Write out the data below in full. Keep it exact.

→ EXERCISE INPUTS
※
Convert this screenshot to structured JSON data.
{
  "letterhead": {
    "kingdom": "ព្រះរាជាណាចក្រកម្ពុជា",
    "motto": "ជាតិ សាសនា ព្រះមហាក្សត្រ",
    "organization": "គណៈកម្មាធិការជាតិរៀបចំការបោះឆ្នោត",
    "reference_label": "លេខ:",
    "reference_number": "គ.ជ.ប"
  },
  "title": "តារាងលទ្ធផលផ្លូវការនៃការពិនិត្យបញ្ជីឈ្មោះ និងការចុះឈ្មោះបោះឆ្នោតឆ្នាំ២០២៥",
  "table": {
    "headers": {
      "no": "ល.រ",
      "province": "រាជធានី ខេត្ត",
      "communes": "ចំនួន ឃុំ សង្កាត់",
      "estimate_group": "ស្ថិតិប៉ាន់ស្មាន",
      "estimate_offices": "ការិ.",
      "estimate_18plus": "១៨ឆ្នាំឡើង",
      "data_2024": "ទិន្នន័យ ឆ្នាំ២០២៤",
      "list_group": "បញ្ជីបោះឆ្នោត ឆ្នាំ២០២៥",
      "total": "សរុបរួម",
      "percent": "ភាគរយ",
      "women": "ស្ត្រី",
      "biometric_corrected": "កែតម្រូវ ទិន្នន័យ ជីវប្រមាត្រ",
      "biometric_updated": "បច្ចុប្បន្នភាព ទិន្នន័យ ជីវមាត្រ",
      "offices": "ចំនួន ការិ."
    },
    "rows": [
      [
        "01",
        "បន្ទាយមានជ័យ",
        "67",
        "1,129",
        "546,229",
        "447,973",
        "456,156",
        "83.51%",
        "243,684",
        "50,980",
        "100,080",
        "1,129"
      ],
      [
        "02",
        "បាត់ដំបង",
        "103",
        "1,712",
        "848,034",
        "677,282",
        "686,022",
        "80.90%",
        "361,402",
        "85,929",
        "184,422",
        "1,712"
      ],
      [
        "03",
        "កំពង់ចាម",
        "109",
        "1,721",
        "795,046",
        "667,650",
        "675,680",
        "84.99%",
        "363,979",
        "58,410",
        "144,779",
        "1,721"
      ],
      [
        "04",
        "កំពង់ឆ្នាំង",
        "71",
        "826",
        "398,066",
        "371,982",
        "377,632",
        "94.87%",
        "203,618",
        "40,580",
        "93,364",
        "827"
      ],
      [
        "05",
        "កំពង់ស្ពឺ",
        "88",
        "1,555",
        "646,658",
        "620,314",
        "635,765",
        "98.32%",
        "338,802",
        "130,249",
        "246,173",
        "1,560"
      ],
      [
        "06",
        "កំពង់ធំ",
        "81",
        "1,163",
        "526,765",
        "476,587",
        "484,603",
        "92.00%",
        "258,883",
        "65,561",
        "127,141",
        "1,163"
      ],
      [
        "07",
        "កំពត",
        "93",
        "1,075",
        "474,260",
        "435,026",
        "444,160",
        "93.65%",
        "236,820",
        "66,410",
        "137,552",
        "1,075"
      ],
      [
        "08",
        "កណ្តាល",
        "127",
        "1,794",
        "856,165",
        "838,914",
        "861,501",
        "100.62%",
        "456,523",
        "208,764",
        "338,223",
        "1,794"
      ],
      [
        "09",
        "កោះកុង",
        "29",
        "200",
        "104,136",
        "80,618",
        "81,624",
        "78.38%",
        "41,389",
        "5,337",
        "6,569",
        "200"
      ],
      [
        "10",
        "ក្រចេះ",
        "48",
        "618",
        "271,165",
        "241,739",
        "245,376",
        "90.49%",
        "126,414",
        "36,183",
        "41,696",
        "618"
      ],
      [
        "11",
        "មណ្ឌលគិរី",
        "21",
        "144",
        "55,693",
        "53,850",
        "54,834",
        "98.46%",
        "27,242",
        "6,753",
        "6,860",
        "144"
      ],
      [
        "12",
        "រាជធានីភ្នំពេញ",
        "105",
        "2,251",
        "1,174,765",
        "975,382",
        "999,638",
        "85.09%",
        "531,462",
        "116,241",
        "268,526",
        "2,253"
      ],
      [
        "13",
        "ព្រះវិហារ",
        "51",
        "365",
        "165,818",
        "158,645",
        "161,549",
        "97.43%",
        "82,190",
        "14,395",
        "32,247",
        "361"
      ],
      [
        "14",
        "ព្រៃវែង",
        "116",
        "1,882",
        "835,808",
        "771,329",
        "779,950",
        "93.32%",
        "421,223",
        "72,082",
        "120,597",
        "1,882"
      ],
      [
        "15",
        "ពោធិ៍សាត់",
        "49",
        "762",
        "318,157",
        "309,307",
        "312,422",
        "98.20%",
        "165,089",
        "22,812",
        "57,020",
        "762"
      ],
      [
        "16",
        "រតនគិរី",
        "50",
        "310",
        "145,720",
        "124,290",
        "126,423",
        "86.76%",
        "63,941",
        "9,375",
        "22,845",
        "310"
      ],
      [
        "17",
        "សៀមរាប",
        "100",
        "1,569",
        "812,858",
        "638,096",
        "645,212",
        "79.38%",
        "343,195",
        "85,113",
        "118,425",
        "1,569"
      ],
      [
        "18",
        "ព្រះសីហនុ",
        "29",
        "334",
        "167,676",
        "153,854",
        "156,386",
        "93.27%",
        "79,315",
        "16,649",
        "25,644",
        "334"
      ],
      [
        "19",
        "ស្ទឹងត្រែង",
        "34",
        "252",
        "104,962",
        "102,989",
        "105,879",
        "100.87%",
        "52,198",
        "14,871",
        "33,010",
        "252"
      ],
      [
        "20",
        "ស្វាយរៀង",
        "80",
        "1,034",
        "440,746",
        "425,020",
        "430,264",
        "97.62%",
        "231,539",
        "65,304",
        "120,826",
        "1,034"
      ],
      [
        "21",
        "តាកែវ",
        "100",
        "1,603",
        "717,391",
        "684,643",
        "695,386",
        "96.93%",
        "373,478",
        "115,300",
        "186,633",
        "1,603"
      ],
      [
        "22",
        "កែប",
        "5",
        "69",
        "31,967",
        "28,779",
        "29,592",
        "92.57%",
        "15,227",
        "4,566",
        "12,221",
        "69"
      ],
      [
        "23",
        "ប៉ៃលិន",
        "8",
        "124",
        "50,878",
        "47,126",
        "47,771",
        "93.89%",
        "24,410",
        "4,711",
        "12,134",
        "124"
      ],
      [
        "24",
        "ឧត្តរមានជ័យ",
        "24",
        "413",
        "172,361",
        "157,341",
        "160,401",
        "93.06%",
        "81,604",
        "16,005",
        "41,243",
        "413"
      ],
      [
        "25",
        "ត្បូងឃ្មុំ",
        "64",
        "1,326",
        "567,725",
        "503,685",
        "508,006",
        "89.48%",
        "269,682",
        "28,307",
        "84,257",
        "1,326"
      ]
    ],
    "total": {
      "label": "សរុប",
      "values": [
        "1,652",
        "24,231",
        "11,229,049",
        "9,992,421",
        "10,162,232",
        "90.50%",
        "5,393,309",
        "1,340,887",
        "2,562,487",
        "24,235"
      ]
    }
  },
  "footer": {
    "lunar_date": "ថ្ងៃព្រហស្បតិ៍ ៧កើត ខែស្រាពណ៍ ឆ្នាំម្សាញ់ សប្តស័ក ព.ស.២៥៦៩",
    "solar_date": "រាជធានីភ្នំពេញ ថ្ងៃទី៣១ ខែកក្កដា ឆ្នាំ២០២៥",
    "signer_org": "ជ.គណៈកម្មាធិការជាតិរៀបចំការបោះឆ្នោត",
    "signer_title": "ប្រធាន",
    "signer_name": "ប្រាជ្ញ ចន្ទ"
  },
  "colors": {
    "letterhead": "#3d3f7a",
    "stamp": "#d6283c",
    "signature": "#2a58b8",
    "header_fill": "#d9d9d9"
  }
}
※
→ SOLUTION TO THIS TASK
Convert this screenshot to structured JSON data.
{
  "letterhead": {
    "kingdom": "ព្រះរាជាណាចក្រកម្ពុជា",
    "motto": "ជាតិ សាសនា ព្រះមហាក្សត្រ",
    "organization": "គណៈកម្មាធិការជាតិរៀបចំការបោះឆ្នោត",
    "reference_label": "លេខ:",
    "reference_number": "គ.ជ.ប"
  },
  "title": "តារាងលទ្ធផលផ្លូវការនៃការពិនិត្យបញ្ជីឈ្មោះ និងការចុះឈ្មោះបោះឆ្នោតឆ្នាំ២០២៥",
  "table": {
    "headers": {
      "no": "ល.រ",
      "province": "រាជធានី ខេត្ត",
      "communes": "ចំនួន ឃុំ សង្កាត់",
      "estimate_group": "ស្ថិតិប៉ាន់ស្មាន",
      "estimate_offices": "ការិ.",
      "estimate_18plus": "១៨ឆ្នាំឡើង",
      "data_2024": "ទិន្នន័យ ឆ្នាំ២០២៤",
      "list_group": "បញ្ជីបោះឆ្នោត ឆ្នាំ២០២៥",
      "total": "សរុបរួម",
      "percent": "ភាគរយ",
      "women": "ស្ត្រី",
      "biometric_corrected": "កែតម្រូវ ទិន្នន័យ ជីវប្រមាត្រ",
      "biometric_updated": "បច្ចុប្បន្នភាព ទិន្នន័យ ជីវមាត្រ",
      "offices": "ចំនួន ការិ."
    },
    "rows": [
      [
        "01",
        "បន្ទាយមានជ័យ",
        "67",
        "1,129",
        "546,229",
        "447,973",
        "456,156",
        "83.51%",
        "243,684",
        "50,980",
        "100,080",
        "1,129"
      ],
      [
        "02",
        "បាត់ដំបង",
        "103",
        "1,712",
        "848,034",
        "677,282",
        "686,022",
        "80.90%",
        "361,402",
        "85,929",
        "184,422",
        "1,712"
      ],
      [
        "03",
        "កំពង់ចាម",
        "109",
        "1,721",
        "795,046",
        "667,650",
        "675,680",
        "84.99%",
        "363,979",
        "58,410",
        "144,779",
        "1,721"
      ],
      [
        "04",
        "កំពង់ឆ្នាំង",
        "71",
        "826",
        "398,066",
        "371,982",
        "377,632",
        "94.87%",
        "203,618",
        "40,580",
        "93,364",
        "827"
      ],
      [
        "05",
        "កំពង់ស្ពឺ",
        "88",
        "1,555",
        "646,658",
        "620,314",
        "635,765",
        "98.32%",
        "338,802",
        "130,249",
        "246,173",
        "1,560"
      ],
      [
        "06",
        "កំពង់ធំ",
        "81",
        "1,163",
        "526,765",
        "476,587",
        "484,603",
        "92.00%",
        "258,883",
        "65,561",
        "127,141",
        "1,163"
      ],
      [
        "07",
        "កំពត",
        "93",
        "1,075",
        "474,260",
        "435,026",
        "444,160",
        "93.65%",
        "236,820",
        "66,410",
        "137,552",
        "1,075"
      ],
      [
        "08",
        "កណ្តាល",
        "127",
        "1,794",
        "856,165",
        "838,914",
        "861,501",
        "100.62%",
        "456,523",
        "208,764",
        "338,223",
        "1,794"
      ],
      [
        "09",
        "កោះកុង",
        "29",
        "200",
        "104,136",
        "80,618",
        "81,624",
        "78.38%",
        "41,389",
        "5,337",
        "6,569",
        "200"
      ],
      [
        "10",
        "ក្រចេះ",
        "48",
        "618",
        "271,165",
        "241,739",
        "245,376",
        "90.49%",
        "126,414",
        "36,183",
        "41,696",
        "618"
      ],
      [
        "11",
        "មណ្ឌលគិរី",
        "21",
        "144",
        "55,693",
        "53,850",
        "54,834",
        "98.46%",
        "27,242",
        "6,753",
        "6,860",
        "144"
      ],
      [
        "12",
        "រាជធានីភ្នំពេញ",
        "105",
        "2,251",
        "1,174,765",
        "975,382",
        "999,638",
        "85.09%",
        "531,462",
        "116,241",
        "268,526",
        "2,253"
      ],
      [
        "13",
        "ព្រះវិហារ",
        "51",
        "365",
        "165,818",
        "158,645",
        "161,549",
        "97.43%",
        "82,190",
        "14,395",
        "32,247",
        "361"
      ],
      [
        "14",
        "ព្រៃវែង",
        "116",
        "1,882",
        "835,808",
        "771,329",
        "779,950",
        "93.32%",
        "421,223",
        "72,082",
        "120,597",
        "1,882"
      ],
      [
        "15",
        "ពោធិ៍សាត់",
        "49",
        "762",
        "318,157",
        "309,307",
        "312,422",
        "98.20%",
        "165,089",
        "22,812",
        "57,020",
        "762"
      ],
      [
        "16",
        "រតនគិរី",
        "50",
        "310",
        "145,720",
        "124,290",
        "126,423",
        "86.76%",
        "63,941",
        "9,375",
        "22,845",
        "310"
      ],
      [
        "17",
        "សៀមរាប",
        "100",
        "1,569",
        "812,858",
        "638,096",
        "645,212",
        "79.38%",
        "343,195",
        "85,113",
        "118,425",
        "1,569"
      ],
      [
        "18",
        "ព្រះសីហនុ",
        "29",
        "334",
        "167,676",
        "153,854",
        "156,386",
        "93.27%",
        "79,315",
        "16,649",
        "25,644",
        "334"
      ],
      [
        "19",
        "ស្ទឹងត្រែង",
        "34",
        "252",
        "104,962",
        "102,989",
        "105,879",
        "100.87%",
        "52,198",
        "14,871",
        "33,010",
        "252"
      ],
      [
        "20",
        "ស្វាយរៀង",
        "80",
        "1,034",
        "440,746",
        "425,020",
        "430,264",
        "97.62%",
        "231,539",
        "65,304",
        "120,826",
        "1,034"
      ],
      [
        "21",
        "តាកែវ",
        "100",
        "1,603",
        "717,391",
        "684,643",
        "695,386",
        "96.93%",
        "373,478",
        "115,300",
        "186,633",
        "1,603"
      ],
      [
        "22",
        "កែប",
        "5",
        "69",
        "31,967",
        "28,779",
        "29,592",
        "92.57%",
        "15,227",
        "4,566",
        "12,221",
        "69"
      ],
      [
        "23",
        "ប៉ៃលិន",
        "8",
        "124",
        "50,878",
        "47,126",
        "47,771",
        "93.89%",
        "24,410",
        "4,711",
        "12,134",
        "124"
      ],
      [
        "24",
        "ឧត្តរមានជ័យ",
        "24",
        "413",
        "172,361",
        "157,341",
        "160,401",
        "93.06%",
        "81,604",
        "16,005",
        "41,243",
        "413"
      ],
      [
        "25",
        "ត្បូងឃ្មុំ",
        "64",
        "1,326",
        "567,725",
        "503,685",
        "508,006",
        "89.48%",
        "269,682",
        "28,307",
        "84,257",
        "1,326"
      ]
    ],
    "total": {
      "label": "សរុប",
      "values": [
        "1,652",
        "24,231",
        "11,229,049",
        "9,992,421",
        "10,162,232",
        "90.50%",
        "5,393,309",
        "1,340,887",
        "2,562,487",
        "24,235"
      ]
    }
  },
  "footer": {
    "lunar_date": "ថ្ងៃព្រហស្បតិ៍ ៧កើត ខែស្រាពណ៍ ឆ្នាំម្សាញ់ សប្តស័ក ព.ស.២៥៦៩",
    "solar_date": "រាជធានីភ្នំពេញ ថ្ងៃទី៣១ ខែកក្កដា ឆ្នាំ២០២៥",
    "signer_org": "ជ.គណៈកម្មាធិការជាតិរៀបចំការបោះឆ្នោត",
    "signer_title": "ប្រធាន",
    "signer_name": "ប្រាជ្ញ ចន្ទ"
  },
  "colors": {
    "letterhead": "#3d3f7a",
    "stamp": "#d6283c",
    "signature": "#2a58b8",
    "header_fill": "#d9d9d9"
  }
}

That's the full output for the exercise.